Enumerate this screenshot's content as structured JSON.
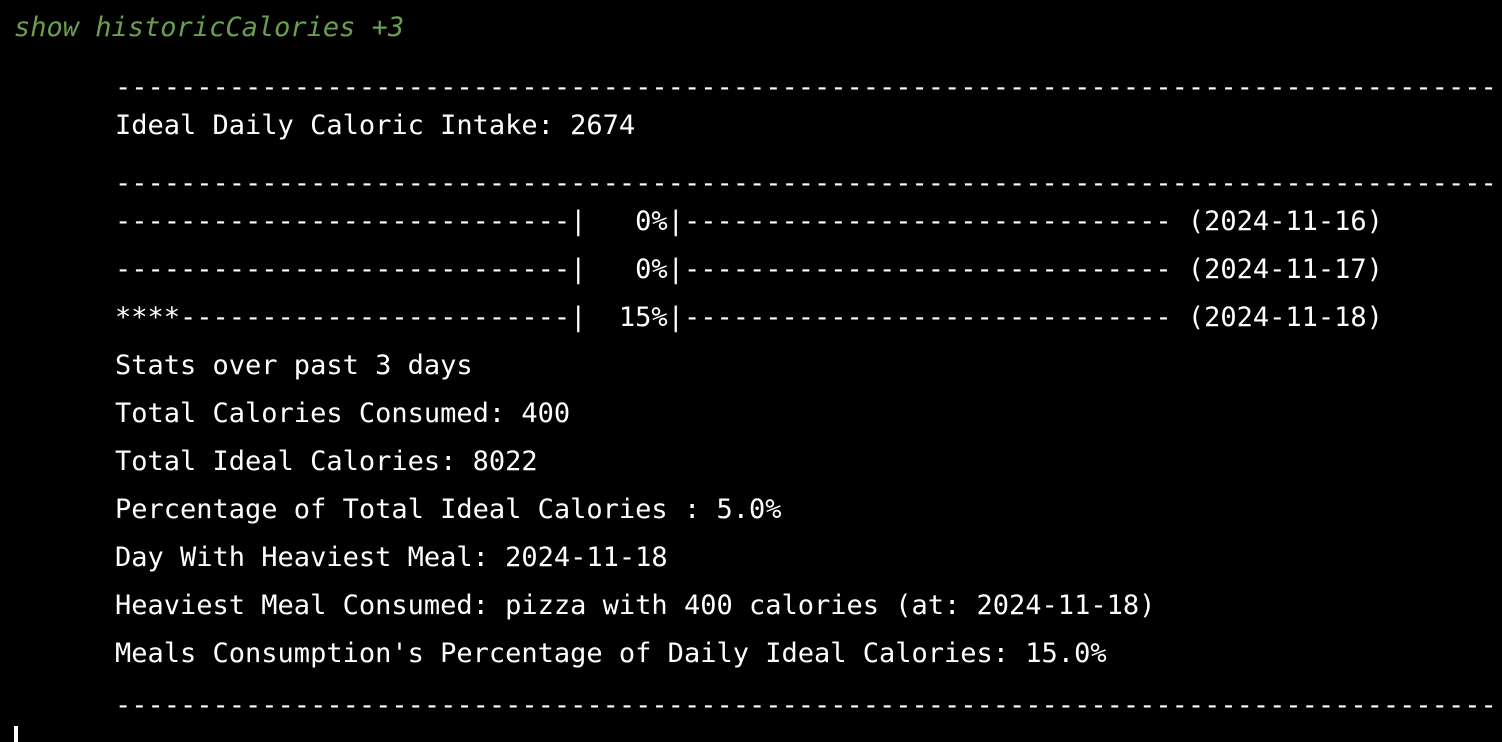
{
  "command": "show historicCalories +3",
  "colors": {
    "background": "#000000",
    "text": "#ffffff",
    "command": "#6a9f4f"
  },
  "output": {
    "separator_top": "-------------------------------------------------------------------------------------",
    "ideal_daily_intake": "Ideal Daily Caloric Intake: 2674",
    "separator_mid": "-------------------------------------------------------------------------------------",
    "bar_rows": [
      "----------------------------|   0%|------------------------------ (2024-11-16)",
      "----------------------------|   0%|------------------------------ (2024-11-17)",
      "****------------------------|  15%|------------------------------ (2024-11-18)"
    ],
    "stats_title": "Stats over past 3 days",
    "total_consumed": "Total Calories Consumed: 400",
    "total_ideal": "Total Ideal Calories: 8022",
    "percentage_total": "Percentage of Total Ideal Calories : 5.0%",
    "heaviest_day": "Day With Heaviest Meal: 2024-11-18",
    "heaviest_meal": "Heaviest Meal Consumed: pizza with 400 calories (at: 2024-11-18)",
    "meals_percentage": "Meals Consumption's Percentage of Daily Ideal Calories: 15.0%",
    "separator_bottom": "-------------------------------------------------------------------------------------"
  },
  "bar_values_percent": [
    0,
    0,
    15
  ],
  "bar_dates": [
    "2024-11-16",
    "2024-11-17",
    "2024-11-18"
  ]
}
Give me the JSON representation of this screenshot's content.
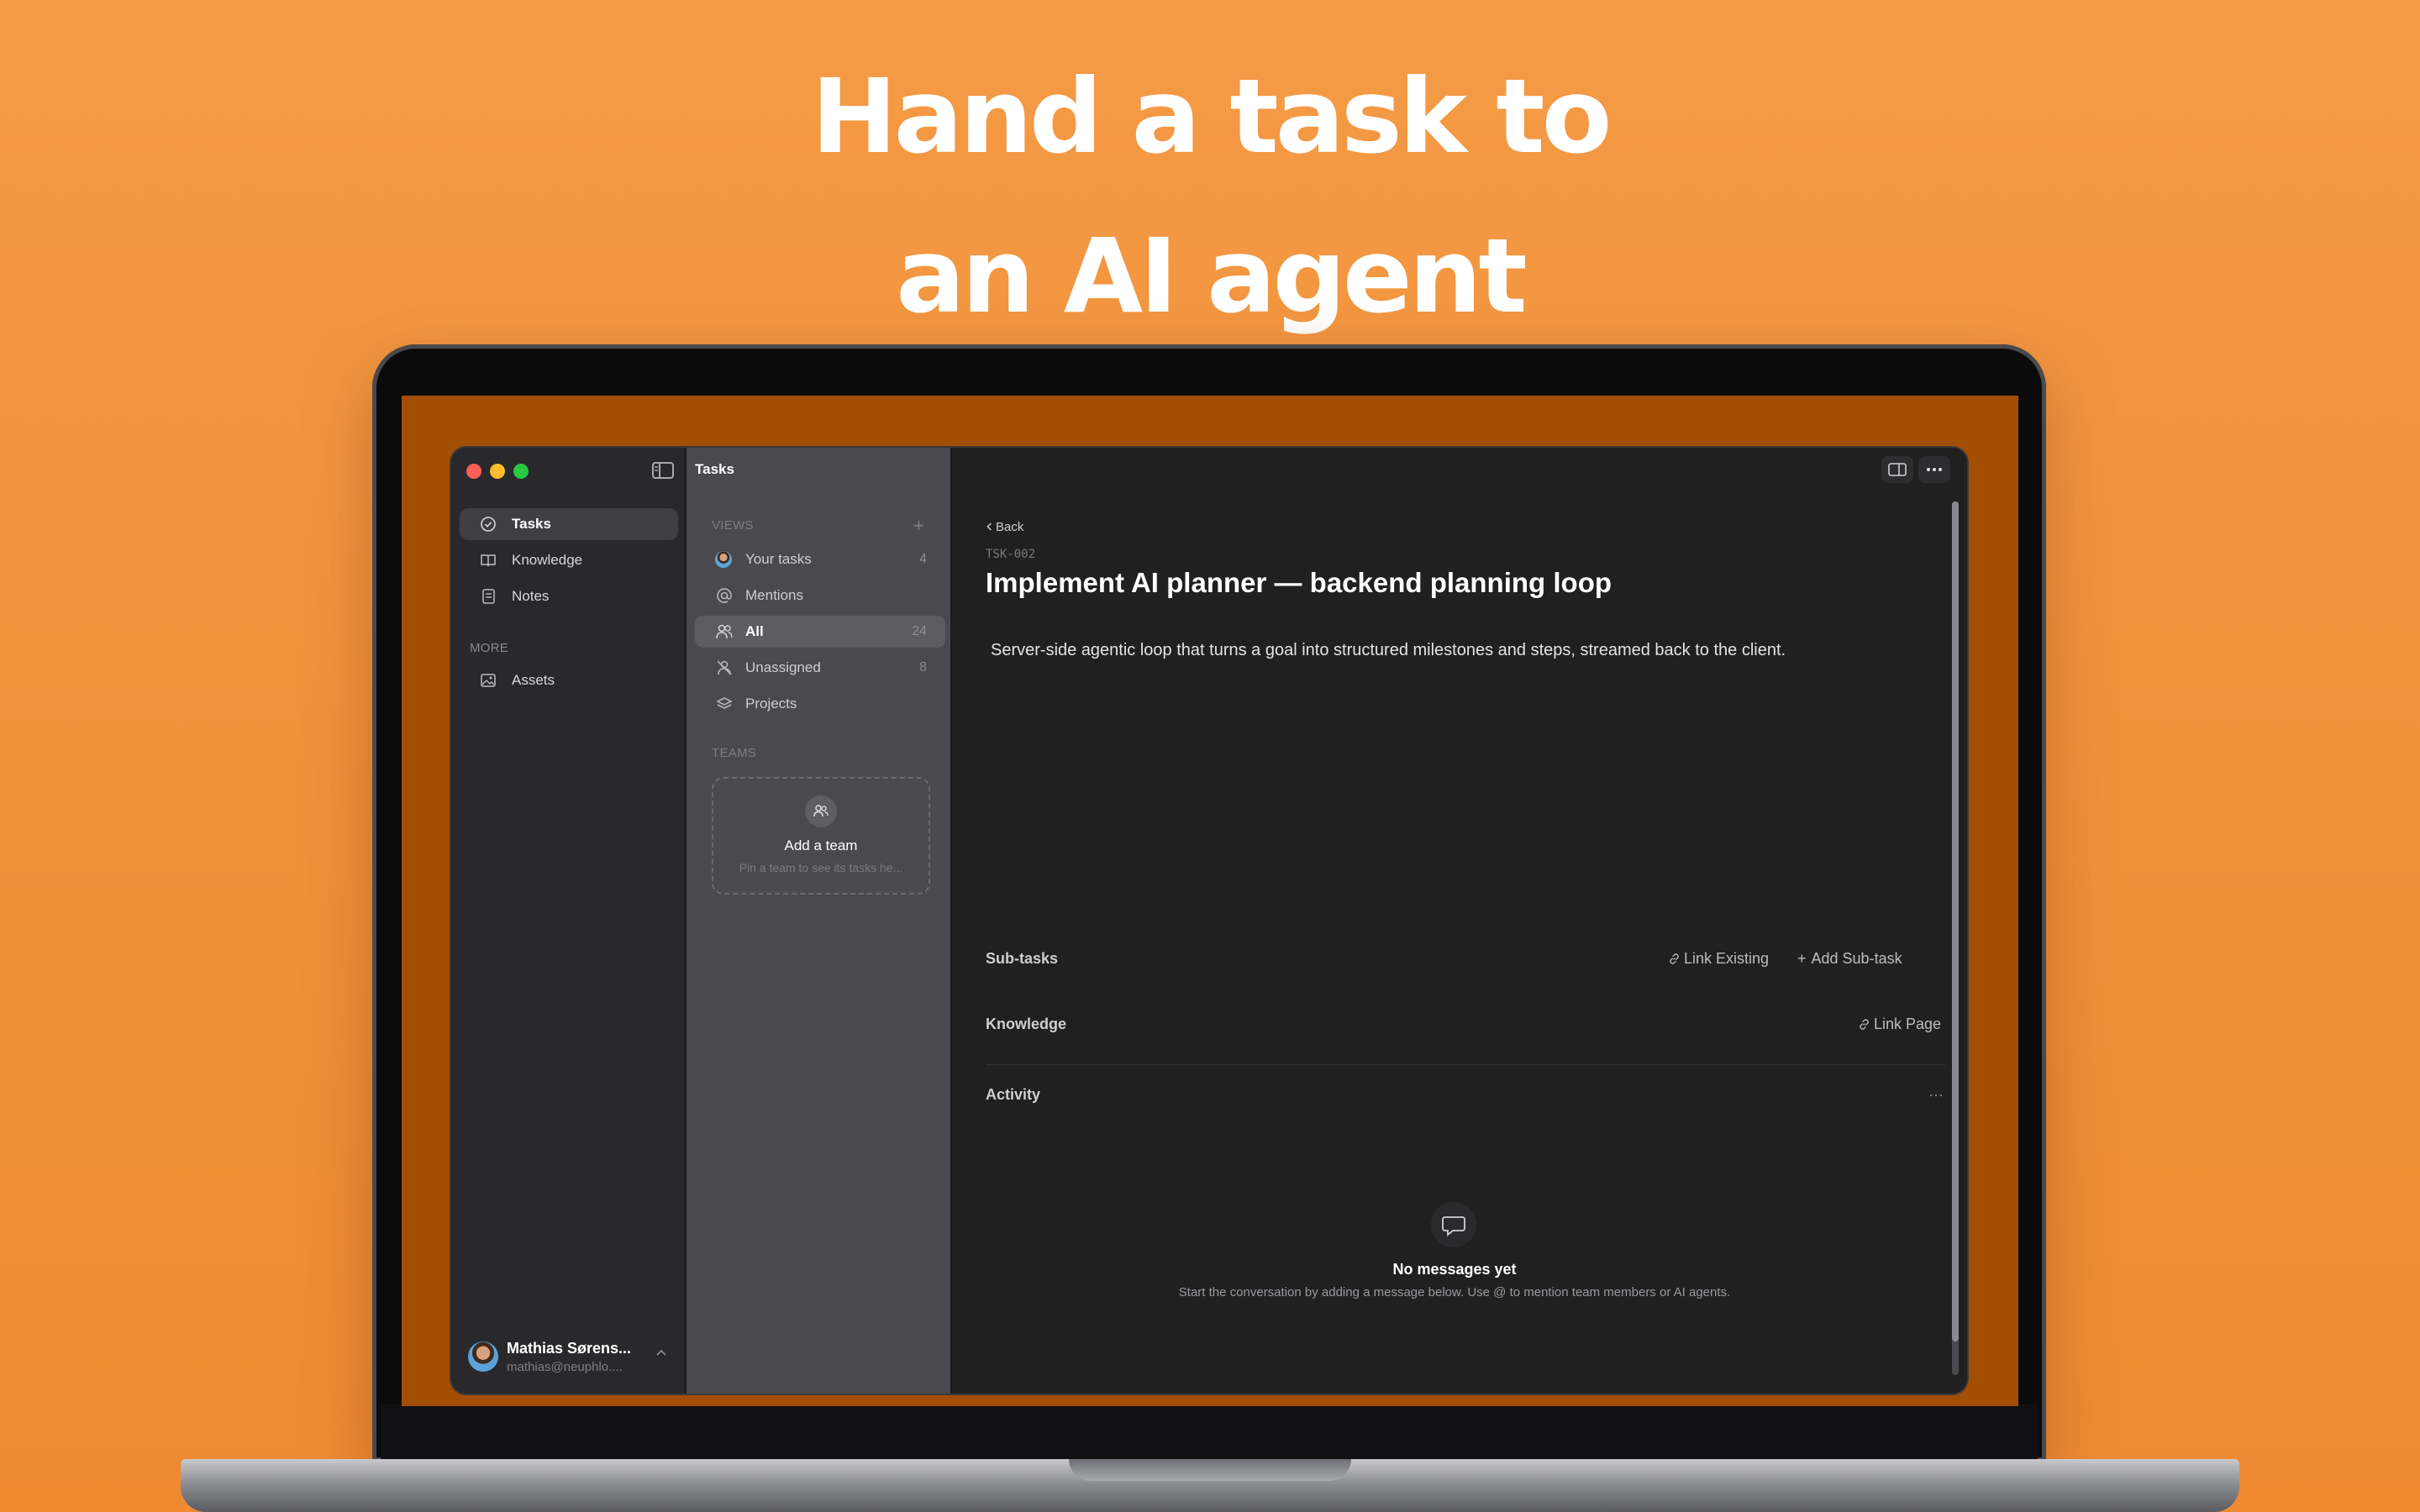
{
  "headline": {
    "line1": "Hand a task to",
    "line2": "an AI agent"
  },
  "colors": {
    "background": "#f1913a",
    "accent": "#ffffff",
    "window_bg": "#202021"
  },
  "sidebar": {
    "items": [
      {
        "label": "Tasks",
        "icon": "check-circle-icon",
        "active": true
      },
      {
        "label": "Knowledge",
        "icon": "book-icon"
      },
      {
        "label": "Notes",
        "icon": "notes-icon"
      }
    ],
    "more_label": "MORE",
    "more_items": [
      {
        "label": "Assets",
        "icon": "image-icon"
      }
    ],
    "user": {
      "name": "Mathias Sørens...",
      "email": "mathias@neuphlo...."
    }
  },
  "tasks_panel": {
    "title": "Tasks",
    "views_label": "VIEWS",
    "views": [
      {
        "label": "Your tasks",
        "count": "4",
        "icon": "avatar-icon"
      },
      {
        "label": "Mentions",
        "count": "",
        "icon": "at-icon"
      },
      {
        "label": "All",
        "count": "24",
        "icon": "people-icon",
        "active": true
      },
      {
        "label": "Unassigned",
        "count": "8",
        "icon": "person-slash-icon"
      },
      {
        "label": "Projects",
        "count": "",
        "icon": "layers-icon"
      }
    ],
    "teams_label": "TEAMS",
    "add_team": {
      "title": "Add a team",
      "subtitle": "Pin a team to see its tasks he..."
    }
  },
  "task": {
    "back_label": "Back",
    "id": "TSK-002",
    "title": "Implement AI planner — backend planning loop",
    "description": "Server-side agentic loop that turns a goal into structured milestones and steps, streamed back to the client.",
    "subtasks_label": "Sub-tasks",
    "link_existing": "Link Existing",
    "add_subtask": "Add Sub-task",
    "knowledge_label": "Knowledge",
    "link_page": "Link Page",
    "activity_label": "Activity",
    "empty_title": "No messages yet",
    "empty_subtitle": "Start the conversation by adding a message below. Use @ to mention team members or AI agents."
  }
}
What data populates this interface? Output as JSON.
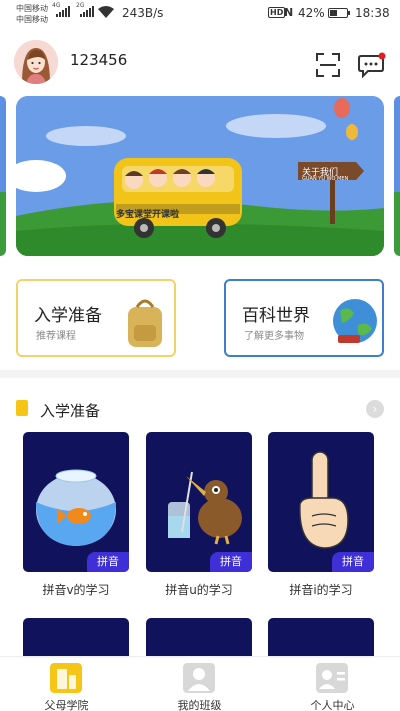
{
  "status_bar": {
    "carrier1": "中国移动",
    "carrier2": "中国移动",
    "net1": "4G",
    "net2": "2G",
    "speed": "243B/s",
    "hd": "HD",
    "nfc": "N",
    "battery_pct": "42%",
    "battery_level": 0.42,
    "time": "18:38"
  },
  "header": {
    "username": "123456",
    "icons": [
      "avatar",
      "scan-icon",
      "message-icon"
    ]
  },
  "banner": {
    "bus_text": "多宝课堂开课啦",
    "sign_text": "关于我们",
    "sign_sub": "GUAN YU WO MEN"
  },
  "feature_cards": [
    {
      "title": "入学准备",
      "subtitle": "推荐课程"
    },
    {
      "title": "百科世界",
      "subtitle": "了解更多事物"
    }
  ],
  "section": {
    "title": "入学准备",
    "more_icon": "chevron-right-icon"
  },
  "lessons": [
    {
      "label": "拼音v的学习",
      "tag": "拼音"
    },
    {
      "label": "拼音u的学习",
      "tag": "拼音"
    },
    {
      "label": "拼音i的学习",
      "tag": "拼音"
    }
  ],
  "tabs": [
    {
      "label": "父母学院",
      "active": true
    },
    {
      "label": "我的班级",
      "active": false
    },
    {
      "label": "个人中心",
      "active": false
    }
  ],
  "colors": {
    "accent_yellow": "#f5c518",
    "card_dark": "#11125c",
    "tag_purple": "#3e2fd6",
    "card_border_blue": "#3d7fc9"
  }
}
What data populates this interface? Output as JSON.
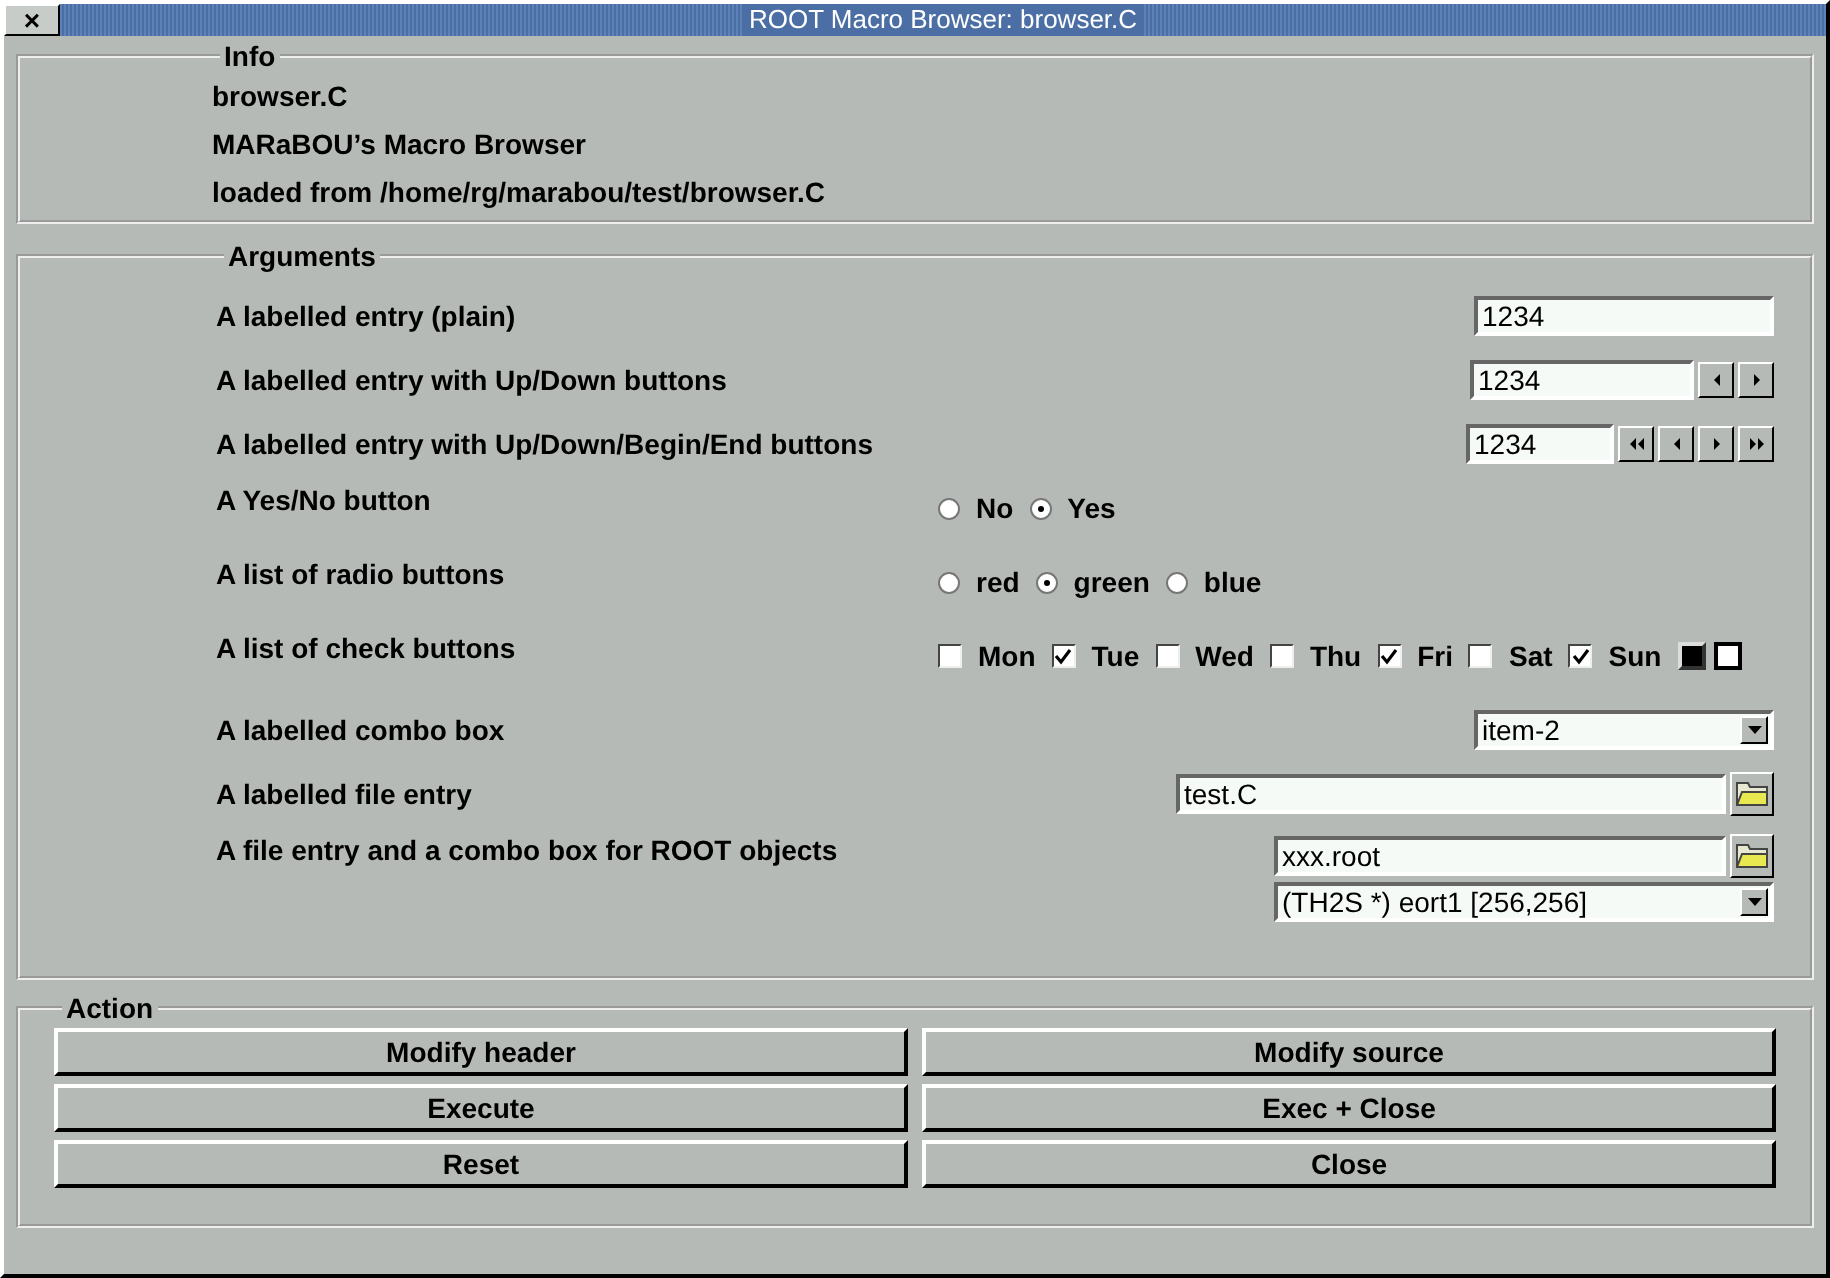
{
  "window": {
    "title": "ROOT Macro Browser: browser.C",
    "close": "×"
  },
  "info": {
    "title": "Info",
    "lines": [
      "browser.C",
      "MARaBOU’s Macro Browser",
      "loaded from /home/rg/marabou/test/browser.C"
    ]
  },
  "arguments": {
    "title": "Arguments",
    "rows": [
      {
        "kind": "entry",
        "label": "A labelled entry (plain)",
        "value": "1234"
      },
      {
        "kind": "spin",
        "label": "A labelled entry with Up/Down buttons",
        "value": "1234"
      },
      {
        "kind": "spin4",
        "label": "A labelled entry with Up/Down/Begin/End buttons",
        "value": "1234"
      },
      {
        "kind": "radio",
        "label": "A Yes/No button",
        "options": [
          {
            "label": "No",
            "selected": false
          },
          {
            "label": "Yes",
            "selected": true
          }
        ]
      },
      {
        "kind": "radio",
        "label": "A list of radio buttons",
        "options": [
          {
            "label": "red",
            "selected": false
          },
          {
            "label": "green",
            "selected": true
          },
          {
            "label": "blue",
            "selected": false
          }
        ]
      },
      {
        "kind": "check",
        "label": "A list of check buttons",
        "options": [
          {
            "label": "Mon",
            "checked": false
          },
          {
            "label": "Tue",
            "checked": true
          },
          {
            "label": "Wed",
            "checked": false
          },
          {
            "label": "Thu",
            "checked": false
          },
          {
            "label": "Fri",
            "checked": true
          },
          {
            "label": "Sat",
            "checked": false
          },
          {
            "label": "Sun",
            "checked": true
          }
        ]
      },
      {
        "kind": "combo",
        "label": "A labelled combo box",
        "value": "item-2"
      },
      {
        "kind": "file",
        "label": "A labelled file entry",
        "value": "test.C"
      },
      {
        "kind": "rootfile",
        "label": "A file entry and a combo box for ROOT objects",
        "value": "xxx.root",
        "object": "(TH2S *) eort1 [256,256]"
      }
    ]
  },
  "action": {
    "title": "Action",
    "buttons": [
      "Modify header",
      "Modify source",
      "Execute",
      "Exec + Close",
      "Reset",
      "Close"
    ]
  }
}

____________

▶ _EXERCISE BRIEF_
Identify and copy the lines holding the word "entry".

▶ _RIGHT ANSWER_
        "kind": "entry",
        "label": "A labelled entry (plain)",
        "label": "A labelled entry with Up/Down buttons",
        "label": "A labelled entry with Up/Down/Begin/End buttons",
        "label": "A labelled file entry",
        "label": "A file entry and a combo box for ROOT objects",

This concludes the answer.